**WHAT IS EXPECTED**
Locate the line that contains "What data populates" in the entries below. Retype it and all following lines through the final one, character for character.

**LISTED ENTRIES**
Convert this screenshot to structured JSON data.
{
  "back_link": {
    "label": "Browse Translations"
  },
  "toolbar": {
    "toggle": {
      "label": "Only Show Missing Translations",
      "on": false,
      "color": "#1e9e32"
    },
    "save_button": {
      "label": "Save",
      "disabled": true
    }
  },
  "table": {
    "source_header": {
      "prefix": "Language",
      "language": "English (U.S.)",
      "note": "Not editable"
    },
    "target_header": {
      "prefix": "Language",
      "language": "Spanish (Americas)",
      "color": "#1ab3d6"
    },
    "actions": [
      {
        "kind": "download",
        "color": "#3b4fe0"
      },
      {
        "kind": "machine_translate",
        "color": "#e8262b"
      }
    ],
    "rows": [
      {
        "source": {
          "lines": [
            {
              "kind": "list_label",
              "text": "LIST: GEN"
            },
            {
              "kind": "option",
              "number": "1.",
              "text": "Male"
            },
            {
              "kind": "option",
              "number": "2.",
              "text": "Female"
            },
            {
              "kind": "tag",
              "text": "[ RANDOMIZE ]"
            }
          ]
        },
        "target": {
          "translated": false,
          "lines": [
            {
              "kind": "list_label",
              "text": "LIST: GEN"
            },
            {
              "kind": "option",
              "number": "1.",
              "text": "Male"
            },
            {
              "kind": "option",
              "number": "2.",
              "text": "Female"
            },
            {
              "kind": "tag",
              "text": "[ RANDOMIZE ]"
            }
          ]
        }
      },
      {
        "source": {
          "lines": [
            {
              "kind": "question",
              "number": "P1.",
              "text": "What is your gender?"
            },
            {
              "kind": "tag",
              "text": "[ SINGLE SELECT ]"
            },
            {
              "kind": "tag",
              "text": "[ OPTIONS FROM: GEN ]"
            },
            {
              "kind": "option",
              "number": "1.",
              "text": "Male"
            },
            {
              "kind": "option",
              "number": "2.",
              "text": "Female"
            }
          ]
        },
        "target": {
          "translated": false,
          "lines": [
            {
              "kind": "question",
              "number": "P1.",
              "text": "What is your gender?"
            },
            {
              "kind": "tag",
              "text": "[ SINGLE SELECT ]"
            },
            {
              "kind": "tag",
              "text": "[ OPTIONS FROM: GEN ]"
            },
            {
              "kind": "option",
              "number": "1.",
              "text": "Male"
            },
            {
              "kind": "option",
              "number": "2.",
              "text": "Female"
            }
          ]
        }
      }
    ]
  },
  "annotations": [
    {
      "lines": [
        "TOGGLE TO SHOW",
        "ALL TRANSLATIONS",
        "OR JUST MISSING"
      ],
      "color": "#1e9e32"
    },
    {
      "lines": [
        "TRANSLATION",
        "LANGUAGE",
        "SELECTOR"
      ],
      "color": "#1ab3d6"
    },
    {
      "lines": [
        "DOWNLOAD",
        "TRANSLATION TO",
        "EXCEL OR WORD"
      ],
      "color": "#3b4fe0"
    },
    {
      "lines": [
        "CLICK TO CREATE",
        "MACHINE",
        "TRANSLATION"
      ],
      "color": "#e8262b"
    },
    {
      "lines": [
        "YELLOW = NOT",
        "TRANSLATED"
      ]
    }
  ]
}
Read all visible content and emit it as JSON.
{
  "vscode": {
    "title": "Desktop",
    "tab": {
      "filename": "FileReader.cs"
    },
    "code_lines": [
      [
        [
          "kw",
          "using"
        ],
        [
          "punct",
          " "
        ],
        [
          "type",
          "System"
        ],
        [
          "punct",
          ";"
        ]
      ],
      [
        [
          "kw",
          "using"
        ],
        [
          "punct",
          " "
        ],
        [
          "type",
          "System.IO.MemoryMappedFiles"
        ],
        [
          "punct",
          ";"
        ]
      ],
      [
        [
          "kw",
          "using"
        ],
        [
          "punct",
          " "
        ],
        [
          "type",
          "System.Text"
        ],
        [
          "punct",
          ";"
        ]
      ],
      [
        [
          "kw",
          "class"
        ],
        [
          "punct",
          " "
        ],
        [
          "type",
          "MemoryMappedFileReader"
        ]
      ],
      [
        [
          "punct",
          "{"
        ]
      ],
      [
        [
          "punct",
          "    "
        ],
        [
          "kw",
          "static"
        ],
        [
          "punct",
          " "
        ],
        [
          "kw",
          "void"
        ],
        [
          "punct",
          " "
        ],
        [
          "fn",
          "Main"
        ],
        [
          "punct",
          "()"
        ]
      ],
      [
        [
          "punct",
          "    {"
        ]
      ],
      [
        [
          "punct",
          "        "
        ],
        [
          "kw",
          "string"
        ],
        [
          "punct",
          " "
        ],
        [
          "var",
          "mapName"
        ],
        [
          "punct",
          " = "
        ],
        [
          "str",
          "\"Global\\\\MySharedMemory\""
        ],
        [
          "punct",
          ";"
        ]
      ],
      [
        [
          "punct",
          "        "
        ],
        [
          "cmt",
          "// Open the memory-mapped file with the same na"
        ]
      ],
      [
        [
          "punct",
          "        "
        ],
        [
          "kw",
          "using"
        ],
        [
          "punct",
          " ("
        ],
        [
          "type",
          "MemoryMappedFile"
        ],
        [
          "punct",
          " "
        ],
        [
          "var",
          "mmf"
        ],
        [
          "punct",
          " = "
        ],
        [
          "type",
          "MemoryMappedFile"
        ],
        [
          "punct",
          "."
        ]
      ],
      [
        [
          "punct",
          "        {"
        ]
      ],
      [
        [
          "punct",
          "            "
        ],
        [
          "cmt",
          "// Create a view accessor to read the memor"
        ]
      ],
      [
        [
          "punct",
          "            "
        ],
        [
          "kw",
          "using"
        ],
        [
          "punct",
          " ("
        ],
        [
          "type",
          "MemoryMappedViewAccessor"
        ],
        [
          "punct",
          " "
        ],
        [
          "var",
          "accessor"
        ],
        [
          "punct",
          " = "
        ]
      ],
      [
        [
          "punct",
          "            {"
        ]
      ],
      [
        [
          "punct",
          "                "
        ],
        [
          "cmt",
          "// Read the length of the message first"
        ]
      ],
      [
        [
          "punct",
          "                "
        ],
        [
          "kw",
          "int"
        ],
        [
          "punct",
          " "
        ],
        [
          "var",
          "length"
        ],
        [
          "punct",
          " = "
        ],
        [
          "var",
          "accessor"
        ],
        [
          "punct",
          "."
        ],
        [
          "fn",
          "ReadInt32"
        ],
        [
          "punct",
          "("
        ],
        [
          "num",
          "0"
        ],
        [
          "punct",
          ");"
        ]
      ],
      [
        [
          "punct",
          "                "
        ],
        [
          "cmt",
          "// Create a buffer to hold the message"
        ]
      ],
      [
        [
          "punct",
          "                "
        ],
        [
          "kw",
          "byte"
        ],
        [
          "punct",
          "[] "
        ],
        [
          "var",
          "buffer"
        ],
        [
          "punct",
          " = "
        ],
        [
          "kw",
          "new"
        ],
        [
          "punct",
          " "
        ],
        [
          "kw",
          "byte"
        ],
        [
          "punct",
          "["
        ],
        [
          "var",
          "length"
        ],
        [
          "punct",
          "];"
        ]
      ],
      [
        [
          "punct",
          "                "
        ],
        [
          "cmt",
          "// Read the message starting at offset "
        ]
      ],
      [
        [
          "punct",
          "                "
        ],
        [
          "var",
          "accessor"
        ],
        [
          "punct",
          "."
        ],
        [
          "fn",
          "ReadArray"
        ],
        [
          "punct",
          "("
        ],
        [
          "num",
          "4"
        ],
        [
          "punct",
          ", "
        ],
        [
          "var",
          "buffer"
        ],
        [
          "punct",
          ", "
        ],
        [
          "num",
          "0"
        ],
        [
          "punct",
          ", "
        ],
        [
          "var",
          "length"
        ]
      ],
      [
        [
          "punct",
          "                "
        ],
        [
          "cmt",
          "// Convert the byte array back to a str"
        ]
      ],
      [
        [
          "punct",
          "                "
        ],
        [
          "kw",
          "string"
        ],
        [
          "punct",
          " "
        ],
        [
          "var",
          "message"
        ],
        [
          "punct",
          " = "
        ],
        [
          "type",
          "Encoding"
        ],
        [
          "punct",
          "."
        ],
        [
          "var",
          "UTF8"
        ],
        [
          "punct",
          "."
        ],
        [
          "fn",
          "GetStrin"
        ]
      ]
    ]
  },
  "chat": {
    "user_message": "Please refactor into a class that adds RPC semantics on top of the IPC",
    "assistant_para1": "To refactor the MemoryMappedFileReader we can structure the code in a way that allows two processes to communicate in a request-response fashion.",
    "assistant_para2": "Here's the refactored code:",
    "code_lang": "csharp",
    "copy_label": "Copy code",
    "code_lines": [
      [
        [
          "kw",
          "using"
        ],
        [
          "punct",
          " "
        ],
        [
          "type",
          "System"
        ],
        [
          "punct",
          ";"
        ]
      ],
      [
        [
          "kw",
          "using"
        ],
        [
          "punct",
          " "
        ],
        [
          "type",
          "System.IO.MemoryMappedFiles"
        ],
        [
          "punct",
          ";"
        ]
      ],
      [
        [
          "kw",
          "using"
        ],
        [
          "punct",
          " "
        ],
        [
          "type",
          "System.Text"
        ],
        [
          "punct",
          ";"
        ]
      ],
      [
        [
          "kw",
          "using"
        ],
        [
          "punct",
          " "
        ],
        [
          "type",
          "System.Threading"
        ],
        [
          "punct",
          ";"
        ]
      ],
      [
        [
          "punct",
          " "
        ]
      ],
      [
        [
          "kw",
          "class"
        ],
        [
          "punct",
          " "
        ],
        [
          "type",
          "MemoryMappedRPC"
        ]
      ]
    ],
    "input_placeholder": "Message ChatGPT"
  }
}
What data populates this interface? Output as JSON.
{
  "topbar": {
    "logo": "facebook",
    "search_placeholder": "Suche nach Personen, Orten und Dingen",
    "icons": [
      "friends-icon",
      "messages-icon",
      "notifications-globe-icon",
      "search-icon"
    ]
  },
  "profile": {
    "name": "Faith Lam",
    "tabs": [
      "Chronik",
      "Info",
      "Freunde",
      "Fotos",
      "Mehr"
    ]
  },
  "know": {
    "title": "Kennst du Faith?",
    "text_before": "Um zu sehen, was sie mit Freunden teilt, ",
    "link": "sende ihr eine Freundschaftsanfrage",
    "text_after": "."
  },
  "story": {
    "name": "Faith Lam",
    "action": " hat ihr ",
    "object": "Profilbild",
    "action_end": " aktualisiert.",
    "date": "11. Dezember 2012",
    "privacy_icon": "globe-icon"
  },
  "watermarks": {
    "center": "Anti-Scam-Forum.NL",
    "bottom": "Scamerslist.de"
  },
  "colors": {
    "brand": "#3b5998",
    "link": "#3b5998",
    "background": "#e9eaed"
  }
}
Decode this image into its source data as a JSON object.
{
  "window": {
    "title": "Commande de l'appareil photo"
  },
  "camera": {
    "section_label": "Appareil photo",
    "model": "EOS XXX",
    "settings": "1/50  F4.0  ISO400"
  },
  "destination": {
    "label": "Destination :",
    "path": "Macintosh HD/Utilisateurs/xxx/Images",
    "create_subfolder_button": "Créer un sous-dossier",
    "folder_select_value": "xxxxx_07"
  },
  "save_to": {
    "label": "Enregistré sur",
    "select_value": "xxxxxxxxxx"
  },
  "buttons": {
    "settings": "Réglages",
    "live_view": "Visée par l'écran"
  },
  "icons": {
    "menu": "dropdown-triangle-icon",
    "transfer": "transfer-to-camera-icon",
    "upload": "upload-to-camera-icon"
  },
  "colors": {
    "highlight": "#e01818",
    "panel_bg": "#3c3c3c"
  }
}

**FULL SOLUTION**
What data populates this interface? Output as JSON.
{
  "topbar": {
    "logo": "facebook",
    "search_placeholder": "Suche nach Personen, Orten und Dingen",
    "icons": [
      "friends-icon",
      "messages-icon",
      "notifications-globe-icon",
      "search-icon"
    ]
  },
  "profile": {
    "name": "Faith Lam",
    "tabs": [
      "Chronik",
      "Info",
      "Freunde",
      "Fotos",
      "Mehr"
    ]
  },
  "know": {
    "title": "Kennst du Faith?",
    "text_before": "Um zu sehen, was sie mit Freunden teilt, ",
    "link": "sende ihr eine Freundschaftsanfrage",
    "text_after": "."
  },
  "story": {
    "name": "Faith Lam",
    "action": " hat ihr ",
    "object": "Profilbild",
    "action_end": " aktualisiert.",
    "date": "11. Dezember 2012",
    "privacy_icon": "globe-icon"
  },
  "watermarks": {
    "center": "Anti-Scam-Forum.NL",
    "bottom": "Scamerslist.de"
  },
  "colors": {
    "brand": "#3b5998",
    "link": "#3b5998",
    "background": "#e9eaed"
  }
}
Decode this image into its source data as a JSON object.
{
  "window": {
    "title": "Commande de l'appareil photo"
  },
  "camera": {
    "section_label": "Appareil photo",
    "model": "EOS XXX",
    "settings": "1/50  F4.0  ISO400"
  },
  "destination": {
    "label": "Destination :",
    "path": "Macintosh HD/Utilisateurs/xxx/Images",
    "create_subfolder_button": "Créer un sous-dossier",
    "folder_select_value": "xxxxx_07"
  },
  "save_to": {
    "label": "Enregistré sur",
    "select_value": "xxxxxxxxxx"
  },
  "buttons": {
    "settings": "Réglages",
    "live_view": "Visée par l'écran"
  },
  "icons": {
    "menu": "dropdown-triangle-icon",
    "transfer": "transfer-to-camera-icon",
    "upload": "upload-to-camera-icon"
  },
  "colors": {
    "highlight": "#e01818",
    "panel_bg": "#3c3c3c"
  }
}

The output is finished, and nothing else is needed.